─── Material for the task

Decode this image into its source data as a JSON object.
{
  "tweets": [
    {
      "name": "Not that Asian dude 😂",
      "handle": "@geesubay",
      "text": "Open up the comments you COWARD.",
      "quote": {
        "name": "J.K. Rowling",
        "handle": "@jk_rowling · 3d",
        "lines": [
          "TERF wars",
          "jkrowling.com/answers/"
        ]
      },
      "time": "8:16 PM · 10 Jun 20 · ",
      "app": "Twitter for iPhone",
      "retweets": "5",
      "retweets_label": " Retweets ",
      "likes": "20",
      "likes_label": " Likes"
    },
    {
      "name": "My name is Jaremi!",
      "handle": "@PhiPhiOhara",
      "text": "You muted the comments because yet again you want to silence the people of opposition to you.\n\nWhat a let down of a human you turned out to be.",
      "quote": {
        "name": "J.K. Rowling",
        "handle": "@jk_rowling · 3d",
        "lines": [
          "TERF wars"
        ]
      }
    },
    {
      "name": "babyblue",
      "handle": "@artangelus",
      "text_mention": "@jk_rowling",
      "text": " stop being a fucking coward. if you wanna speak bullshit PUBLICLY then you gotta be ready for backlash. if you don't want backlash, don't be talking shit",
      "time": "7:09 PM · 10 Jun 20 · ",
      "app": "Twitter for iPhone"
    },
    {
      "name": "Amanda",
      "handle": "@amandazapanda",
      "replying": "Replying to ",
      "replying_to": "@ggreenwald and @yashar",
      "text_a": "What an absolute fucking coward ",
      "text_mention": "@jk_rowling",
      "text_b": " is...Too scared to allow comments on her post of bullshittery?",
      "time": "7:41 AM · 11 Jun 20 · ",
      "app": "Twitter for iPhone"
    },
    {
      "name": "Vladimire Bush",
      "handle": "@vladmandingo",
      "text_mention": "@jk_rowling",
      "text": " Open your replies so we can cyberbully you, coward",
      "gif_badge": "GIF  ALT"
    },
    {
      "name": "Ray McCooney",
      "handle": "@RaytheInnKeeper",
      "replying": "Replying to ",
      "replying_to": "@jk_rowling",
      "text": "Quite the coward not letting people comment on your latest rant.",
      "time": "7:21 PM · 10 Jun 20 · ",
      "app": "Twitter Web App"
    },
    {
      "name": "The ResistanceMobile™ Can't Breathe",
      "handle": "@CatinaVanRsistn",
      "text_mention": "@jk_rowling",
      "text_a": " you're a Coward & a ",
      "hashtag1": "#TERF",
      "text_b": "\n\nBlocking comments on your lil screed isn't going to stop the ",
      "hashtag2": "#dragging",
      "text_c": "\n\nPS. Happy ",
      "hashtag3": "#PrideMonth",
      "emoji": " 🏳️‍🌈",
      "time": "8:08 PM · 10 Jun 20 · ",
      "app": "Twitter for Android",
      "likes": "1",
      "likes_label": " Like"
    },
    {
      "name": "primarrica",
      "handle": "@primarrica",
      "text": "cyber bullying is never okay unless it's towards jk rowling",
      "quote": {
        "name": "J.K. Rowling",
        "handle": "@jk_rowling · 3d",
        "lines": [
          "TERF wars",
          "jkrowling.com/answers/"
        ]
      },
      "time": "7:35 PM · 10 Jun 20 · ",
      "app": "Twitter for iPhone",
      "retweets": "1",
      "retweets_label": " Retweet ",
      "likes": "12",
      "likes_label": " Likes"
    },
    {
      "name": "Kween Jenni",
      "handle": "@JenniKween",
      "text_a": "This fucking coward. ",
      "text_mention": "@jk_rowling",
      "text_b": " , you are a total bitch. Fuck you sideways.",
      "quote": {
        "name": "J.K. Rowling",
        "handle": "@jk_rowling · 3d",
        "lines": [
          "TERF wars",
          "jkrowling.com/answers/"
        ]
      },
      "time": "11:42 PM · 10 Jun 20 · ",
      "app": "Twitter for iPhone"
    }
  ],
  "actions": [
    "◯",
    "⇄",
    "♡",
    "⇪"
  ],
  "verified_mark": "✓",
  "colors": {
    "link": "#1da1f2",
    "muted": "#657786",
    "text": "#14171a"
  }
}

──────

#### [The request]
Write out the records above again, keeping each one identical to the original.

#### [Result for this exercise]
Decode this image into its source data as a JSON object.
{
  "tweets": [
    {
      "name": "Not that Asian dude 😂",
      "handle": "@geesubay",
      "text": "Open up the comments you COWARD.",
      "quote": {
        "name": "J.K. Rowling",
        "handle": "@jk_rowling · 3d",
        "lines": [
          "TERF wars",
          "jkrowling.com/answers/"
        ]
      },
      "time": "8:16 PM · 10 Jun 20 · ",
      "app": "Twitter for iPhone",
      "retweets": "5",
      "retweets_label": " Retweets ",
      "likes": "20",
      "likes_label": " Likes"
    },
    {
      "name": "My name is Jaremi!",
      "handle": "@PhiPhiOhara",
      "text": "You muted the comments because yet again you want to silence the people of opposition to you.\n\nWhat a let down of a human you turned out to be.",
      "quote": {
        "name": "J.K. Rowling",
        "handle": "@jk_rowling · 3d",
        "lines": [
          "TERF wars"
        ]
      }
    },
    {
      "name": "babyblue",
      "handle": "@artangelus",
      "text_mention": "@jk_rowling",
      "text": " stop being a fucking coward. if you wanna speak bullshit PUBLICLY then you gotta be ready for backlash. if you don't want backlash, don't be talking shit",
      "time": "7:09 PM · 10 Jun 20 · ",
      "app": "Twitter for iPhone"
    },
    {
      "name": "Amanda",
      "handle": "@amandazapanda",
      "replying": "Replying to ",
      "replying_to": "@ggreenwald and @yashar",
      "text_a": "What an absolute fucking coward ",
      "text_mention": "@jk_rowling",
      "text_b": " is...Too scared to allow comments on her post of bullshittery?",
      "time": "7:41 AM · 11 Jun 20 · ",
      "app": "Twitter for iPhone"
    },
    {
      "name": "Vladimire Bush",
      "handle": "@vladmandingo",
      "text_mention": "@jk_rowling",
      "text": " Open your replies so we can cyberbully you, coward",
      "gif_badge": "GIF  ALT"
    },
    {
      "name": "Ray McCooney",
      "handle": "@RaytheInnKeeper",
      "replying": "Replying to ",
      "replying_to": "@jk_rowling",
      "text": "Quite the coward not letting people comment on your latest rant.",
      "time": "7:21 PM · 10 Jun 20 · ",
      "app": "Twitter Web App"
    },
    {
      "name": "The ResistanceMobile™ Can't Breathe",
      "handle": "@CatinaVanRsistn",
      "text_mention": "@jk_rowling",
      "text_a": " you're a Coward & a ",
      "hashtag1": "#TERF",
      "text_b": "\n\nBlocking comments on your lil screed isn't going to stop the ",
      "hashtag2": "#dragging",
      "text_c": "\n\nPS. Happy ",
      "hashtag3": "#PrideMonth",
      "emoji": " 🏳️‍🌈",
      "time": "8:08 PM · 10 Jun 20 · ",
      "app": "Twitter for Android",
      "likes": "1",
      "likes_label": " Like"
    },
    {
      "name": "primarrica",
      "handle": "@primarrica",
      "text": "cyber bullying is never okay unless it's towards jk rowling",
      "quote": {
        "name": "J.K. Rowling",
        "handle": "@jk_rowling · 3d",
        "lines": [
          "TERF wars",
          "jkrowling.com/answers/"
        ]
      },
      "time": "7:35 PM · 10 Jun 20 · ",
      "app": "Twitter for iPhone",
      "retweets": "1",
      "retweets_label": " Retweet ",
      "likes": "12",
      "likes_label": " Likes"
    },
    {
      "name": "Kween Jenni",
      "handle": "@JenniKween",
      "text_a": "This fucking coward. ",
      "text_mention": "@jk_rowling",
      "text_b": " , you are a total bitch. Fuck you sideways.",
      "quote": {
        "name": "J.K. Rowling",
        "handle": "@jk_rowling · 3d",
        "lines": [
          "TERF wars",
          "jkrowling.com/answers/"
        ]
      },
      "time": "11:42 PM · 10 Jun 20 · ",
      "app": "Twitter for iPhone"
    }
  ],
  "actions": [
    "◯",
    "⇄",
    "♡",
    "⇪"
  ],
  "verified_mark": "✓",
  "colors": {
    "link": "#1da1f2",
    "muted": "#657786",
    "text": "#14171a"
  }
}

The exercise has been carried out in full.